What this task involves: Take the material below and write it all out again exactly.

------ Input records ------

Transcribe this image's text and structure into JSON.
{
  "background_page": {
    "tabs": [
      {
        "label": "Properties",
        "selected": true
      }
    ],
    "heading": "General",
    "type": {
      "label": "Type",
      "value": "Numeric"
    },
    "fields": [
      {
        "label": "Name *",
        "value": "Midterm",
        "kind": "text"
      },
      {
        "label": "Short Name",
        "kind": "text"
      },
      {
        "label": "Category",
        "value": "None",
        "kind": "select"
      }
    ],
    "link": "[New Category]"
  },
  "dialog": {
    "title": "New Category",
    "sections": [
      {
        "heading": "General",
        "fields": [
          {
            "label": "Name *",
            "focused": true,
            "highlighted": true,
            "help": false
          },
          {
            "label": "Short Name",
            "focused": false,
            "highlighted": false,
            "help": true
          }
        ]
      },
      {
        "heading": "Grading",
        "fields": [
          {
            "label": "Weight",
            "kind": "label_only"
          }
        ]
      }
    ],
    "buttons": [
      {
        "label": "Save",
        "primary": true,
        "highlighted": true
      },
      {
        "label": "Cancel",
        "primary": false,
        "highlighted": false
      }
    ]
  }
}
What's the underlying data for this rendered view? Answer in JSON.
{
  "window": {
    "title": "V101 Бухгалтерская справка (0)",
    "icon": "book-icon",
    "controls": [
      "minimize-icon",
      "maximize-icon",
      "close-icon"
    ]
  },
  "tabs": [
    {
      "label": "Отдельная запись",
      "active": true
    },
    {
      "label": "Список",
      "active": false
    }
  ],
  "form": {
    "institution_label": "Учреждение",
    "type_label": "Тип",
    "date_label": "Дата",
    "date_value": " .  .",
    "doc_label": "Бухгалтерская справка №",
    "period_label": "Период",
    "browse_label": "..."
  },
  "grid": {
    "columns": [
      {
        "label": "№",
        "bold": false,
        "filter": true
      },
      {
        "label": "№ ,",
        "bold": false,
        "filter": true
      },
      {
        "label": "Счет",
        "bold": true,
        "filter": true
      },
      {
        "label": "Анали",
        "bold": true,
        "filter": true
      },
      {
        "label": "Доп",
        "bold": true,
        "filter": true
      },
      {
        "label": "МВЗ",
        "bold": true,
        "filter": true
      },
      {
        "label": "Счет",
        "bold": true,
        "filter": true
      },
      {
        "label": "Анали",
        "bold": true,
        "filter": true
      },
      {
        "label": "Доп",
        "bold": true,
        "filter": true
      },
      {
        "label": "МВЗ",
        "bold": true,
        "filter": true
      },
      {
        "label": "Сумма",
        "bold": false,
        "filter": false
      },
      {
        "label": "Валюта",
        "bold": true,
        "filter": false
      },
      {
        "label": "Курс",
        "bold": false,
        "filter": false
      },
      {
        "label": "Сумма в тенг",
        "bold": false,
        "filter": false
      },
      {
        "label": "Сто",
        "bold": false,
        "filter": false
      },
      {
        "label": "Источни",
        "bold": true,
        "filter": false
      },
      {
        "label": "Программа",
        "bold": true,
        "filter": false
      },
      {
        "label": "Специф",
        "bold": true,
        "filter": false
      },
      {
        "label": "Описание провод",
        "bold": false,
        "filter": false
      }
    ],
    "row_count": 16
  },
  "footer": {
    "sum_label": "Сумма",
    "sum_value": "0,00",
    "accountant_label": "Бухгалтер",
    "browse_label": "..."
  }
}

------

Task output:
Transcribe this image's text and structure into JSON.
{
  "background_page": {
    "tabs": [
      {
        "label": "Properties",
        "selected": true
      }
    ],
    "heading": "General",
    "type": {
      "label": "Type",
      "value": "Numeric"
    },
    "fields": [
      {
        "label": "Name *",
        "value": "Midterm",
        "kind": "text"
      },
      {
        "label": "Short Name",
        "kind": "text"
      },
      {
        "label": "Category",
        "value": "None",
        "kind": "select"
      }
    ],
    "link": "[New Category]"
  },
  "dialog": {
    "title": "New Category",
    "sections": [
      {
        "heading": "General",
        "fields": [
          {
            "label": "Name *",
            "focused": true,
            "highlighted": true,
            "help": false
          },
          {
            "label": "Short Name",
            "focused": false,
            "highlighted": false,
            "help": true
          }
        ]
      },
      {
        "heading": "Grading",
        "fields": [
          {
            "label": "Weight",
            "kind": "label_only"
          }
        ]
      }
    ],
    "buttons": [
      {
        "label": "Save",
        "primary": true,
        "highlighted": true
      },
      {
        "label": "Cancel",
        "primary": false,
        "highlighted": false
      }
    ]
  }
}
What's the underlying data for this rendered view? Answer in JSON.
{
  "window": {
    "title": "V101 Бухгалтерская справка (0)",
    "icon": "book-icon",
    "controls": [
      "minimize-icon",
      "maximize-icon",
      "close-icon"
    ]
  },
  "tabs": [
    {
      "label": "Отдельная запись",
      "active": true
    },
    {
      "label": "Список",
      "active": false
    }
  ],
  "form": {
    "institution_label": "Учреждение",
    "type_label": "Тип",
    "date_label": "Дата",
    "date_value": " .  .",
    "doc_label": "Бухгалтерская справка №",
    "period_label": "Период",
    "browse_label": "..."
  },
  "grid": {
    "columns": [
      {
        "label": "№",
        "bold": false,
        "filter": true
      },
      {
        "label": "№ ,",
        "bold": false,
        "filter": true
      },
      {
        "label": "Счет",
        "bold": true,
        "filter": true
      },
      {
        "label": "Анали",
        "bold": true,
        "filter": true
      },
      {
        "label": "Доп",
        "bold": true,
        "filter": true
      },
      {
        "label": "МВЗ",
        "bold": true,
        "filter": true
      },
      {
        "label": "Счет",
        "bold": true,
        "filter": true
      },
      {
        "label": "Анали",
        "bold": true,
        "filter": true
      },
      {
        "label": "Доп",
        "bold": true,
        "filter": true
      },
      {
        "label": "МВЗ",
        "bold": true,
        "filter": true
      },
      {
        "label": "Сумма",
        "bold": false,
        "filter": false
      },
      {
        "label": "Валюта",
        "bold": true,
        "filter": false
      },
      {
        "label": "Курс",
        "bold": false,
        "filter": false
      },
      {
        "label": "Сумма в тенг",
        "bold": false,
        "filter": false
      },
      {
        "label": "Сто",
        "bold": false,
        "filter": false
      },
      {
        "label": "Источни",
        "bold": true,
        "filter": false
      },
      {
        "label": "Программа",
        "bold": true,
        "filter": false
      },
      {
        "label": "Специф",
        "bold": true,
        "filter": false
      },
      {
        "label": "Описание провод",
        "bold": false,
        "filter": false
      }
    ],
    "row_count": 16
  },
  "footer": {
    "sum_label": "Сумма",
    "sum_value": "0,00",
    "accountant_label": "Бухгалтер",
    "browse_label": "..."
  }
}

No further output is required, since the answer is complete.